**Given exercise**. Return only the line that contains "Give me the" and each line after it, through the last line of the data below, copied exactly.

* begin Given records *

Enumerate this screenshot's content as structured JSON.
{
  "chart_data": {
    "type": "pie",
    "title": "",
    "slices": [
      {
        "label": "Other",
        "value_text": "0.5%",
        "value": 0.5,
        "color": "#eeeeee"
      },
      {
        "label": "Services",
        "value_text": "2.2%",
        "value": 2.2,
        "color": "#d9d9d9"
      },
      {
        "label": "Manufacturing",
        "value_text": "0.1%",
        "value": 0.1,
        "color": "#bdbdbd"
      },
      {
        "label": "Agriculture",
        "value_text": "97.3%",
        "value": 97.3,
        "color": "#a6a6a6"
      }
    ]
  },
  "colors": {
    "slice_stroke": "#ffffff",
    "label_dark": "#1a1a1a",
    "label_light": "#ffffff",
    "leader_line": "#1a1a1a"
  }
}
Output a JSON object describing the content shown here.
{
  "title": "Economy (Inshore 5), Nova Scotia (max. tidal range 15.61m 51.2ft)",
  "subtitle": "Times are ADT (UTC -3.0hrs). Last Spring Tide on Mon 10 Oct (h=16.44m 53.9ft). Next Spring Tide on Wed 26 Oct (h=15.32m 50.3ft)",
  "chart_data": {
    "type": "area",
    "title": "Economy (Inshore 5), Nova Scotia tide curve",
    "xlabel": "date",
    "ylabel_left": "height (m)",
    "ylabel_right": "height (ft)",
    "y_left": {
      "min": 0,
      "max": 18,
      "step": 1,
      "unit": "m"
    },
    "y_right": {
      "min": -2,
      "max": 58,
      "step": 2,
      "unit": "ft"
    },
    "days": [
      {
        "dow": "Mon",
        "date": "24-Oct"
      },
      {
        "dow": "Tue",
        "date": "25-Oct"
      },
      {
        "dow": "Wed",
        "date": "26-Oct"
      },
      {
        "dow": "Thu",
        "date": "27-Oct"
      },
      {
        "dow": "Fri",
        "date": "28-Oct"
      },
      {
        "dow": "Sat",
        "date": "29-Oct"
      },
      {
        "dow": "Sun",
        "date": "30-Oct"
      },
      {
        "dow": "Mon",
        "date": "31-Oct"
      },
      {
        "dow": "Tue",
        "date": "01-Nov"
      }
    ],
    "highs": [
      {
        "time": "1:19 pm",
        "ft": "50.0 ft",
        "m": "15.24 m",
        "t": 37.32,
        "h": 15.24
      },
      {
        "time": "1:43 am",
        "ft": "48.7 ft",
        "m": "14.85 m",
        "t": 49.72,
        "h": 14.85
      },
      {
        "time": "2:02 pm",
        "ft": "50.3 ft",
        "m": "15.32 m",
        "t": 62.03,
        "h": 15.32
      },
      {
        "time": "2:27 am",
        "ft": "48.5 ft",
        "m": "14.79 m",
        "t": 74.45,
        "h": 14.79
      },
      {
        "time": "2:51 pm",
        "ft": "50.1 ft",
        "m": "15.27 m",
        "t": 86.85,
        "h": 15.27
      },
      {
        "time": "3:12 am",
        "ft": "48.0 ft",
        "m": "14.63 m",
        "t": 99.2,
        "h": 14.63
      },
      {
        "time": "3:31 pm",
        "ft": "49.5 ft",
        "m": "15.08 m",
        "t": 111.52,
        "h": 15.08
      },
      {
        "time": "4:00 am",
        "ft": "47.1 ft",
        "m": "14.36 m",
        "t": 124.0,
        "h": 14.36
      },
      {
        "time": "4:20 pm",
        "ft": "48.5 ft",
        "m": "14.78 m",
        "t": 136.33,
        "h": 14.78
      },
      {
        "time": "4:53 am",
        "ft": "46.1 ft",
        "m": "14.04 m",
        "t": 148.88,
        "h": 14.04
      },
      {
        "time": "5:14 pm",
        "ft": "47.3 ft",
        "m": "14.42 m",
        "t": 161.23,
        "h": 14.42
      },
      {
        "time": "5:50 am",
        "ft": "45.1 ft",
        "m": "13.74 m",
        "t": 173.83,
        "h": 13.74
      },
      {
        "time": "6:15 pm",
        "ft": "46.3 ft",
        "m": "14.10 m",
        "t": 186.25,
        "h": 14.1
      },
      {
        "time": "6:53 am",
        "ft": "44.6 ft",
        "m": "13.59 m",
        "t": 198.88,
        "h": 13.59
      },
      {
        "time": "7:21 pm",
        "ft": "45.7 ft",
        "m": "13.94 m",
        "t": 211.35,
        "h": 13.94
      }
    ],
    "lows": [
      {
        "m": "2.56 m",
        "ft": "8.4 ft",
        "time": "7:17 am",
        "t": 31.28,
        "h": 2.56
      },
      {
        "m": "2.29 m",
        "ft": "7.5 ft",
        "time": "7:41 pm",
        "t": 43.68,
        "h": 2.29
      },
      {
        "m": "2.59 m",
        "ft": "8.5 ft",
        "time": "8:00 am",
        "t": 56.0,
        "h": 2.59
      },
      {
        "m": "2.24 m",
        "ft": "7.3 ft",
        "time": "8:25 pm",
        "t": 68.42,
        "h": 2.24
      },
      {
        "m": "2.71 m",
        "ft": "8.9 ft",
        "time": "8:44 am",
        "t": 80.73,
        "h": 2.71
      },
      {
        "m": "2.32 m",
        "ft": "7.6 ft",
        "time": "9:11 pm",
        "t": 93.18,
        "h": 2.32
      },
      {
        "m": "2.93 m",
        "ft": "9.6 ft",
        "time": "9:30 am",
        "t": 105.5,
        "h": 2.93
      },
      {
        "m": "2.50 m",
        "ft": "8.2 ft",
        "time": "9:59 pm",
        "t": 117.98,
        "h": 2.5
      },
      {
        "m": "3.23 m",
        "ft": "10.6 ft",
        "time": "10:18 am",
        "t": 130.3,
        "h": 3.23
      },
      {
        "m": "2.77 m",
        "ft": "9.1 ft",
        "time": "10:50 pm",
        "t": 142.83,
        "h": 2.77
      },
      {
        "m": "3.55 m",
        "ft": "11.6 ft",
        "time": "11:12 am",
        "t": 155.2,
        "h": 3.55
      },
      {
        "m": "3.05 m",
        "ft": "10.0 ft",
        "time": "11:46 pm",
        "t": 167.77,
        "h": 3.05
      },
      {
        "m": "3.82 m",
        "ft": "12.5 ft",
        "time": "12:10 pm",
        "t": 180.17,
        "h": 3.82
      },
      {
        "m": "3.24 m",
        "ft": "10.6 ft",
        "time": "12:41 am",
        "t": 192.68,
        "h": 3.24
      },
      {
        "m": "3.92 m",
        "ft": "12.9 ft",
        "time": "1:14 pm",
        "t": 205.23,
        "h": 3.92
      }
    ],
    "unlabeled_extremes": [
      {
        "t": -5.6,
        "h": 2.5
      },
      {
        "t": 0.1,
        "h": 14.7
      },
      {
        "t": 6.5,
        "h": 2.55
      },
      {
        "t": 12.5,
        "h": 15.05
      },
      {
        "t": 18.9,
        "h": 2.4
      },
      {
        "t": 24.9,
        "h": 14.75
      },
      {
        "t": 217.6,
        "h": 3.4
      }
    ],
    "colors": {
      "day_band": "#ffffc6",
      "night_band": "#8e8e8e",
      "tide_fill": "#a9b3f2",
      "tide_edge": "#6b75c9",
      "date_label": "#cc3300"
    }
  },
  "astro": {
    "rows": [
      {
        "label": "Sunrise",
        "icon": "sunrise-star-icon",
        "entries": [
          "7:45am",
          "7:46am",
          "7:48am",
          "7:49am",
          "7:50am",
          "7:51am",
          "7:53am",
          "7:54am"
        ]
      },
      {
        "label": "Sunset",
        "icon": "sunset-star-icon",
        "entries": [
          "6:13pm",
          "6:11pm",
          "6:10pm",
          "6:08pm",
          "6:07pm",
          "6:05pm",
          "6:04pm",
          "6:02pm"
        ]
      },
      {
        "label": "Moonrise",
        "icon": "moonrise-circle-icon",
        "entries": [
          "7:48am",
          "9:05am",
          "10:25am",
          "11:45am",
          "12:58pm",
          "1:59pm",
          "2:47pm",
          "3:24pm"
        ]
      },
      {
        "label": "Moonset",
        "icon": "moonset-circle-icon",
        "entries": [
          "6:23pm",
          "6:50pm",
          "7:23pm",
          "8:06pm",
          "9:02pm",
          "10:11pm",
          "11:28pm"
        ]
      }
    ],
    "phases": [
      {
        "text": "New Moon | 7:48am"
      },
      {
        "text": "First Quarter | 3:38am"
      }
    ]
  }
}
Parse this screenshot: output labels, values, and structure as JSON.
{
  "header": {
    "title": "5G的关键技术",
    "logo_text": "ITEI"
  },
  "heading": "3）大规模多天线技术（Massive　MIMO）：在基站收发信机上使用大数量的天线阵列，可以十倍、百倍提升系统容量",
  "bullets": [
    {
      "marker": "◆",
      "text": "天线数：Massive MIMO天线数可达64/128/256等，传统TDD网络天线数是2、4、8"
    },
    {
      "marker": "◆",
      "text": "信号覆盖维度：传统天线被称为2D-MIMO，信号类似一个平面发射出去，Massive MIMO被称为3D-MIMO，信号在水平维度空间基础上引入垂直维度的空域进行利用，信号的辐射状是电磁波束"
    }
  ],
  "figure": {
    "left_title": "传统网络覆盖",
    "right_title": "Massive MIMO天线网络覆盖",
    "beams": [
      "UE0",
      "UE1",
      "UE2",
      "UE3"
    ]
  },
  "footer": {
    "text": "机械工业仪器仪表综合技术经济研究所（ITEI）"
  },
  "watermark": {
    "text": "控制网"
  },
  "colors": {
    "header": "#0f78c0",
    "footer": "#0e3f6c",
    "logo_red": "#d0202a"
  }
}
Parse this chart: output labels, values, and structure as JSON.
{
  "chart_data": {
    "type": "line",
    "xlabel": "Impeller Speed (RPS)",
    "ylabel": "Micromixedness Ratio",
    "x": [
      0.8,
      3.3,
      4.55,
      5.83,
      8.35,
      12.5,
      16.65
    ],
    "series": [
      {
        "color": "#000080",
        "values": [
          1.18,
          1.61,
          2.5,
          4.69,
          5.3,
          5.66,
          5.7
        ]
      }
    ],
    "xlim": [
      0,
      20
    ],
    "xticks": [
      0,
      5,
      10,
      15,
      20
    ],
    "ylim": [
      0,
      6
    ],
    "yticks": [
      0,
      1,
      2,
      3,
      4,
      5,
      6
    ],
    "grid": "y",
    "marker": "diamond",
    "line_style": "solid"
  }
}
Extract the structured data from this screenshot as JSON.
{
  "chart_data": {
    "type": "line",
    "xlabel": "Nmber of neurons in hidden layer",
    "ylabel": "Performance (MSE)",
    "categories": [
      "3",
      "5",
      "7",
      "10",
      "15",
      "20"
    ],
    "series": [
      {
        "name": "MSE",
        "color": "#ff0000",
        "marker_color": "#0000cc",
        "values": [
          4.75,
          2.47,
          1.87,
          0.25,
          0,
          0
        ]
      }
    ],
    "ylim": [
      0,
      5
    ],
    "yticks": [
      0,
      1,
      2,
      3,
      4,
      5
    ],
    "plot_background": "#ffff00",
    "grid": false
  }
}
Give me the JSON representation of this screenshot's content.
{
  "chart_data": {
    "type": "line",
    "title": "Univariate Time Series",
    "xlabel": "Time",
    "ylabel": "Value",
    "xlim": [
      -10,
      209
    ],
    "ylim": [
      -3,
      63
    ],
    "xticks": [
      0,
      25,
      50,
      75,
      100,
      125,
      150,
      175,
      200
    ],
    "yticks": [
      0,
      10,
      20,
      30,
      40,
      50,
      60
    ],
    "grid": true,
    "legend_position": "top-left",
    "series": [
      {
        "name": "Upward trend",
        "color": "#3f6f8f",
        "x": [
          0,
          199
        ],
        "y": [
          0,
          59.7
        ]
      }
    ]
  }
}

* end Given records *

**Exercise response**.
Give me the JSON representation of this screenshot's content.
{
  "chart_data": {
    "type": "line",
    "title": "Univariate Time Series",
    "xlabel": "Time",
    "ylabel": "Value",
    "xlim": [
      -10,
      209
    ],
    "ylim": [
      -3,
      63
    ],
    "xticks": [
      0,
      25,
      50,
      75,
      100,
      125,
      150,
      175,
      200
    ],
    "yticks": [
      0,
      10,
      20,
      30,
      40,
      50,
      60
    ],
    "grid": true,
    "legend_position": "top-left",
    "series": [
      {
        "name": "Upward trend",
        "color": "#3f6f8f",
        "x": [
          0,
          199
        ],
        "y": [
          0,
          59.7
        ]
      }
    ]
  }
}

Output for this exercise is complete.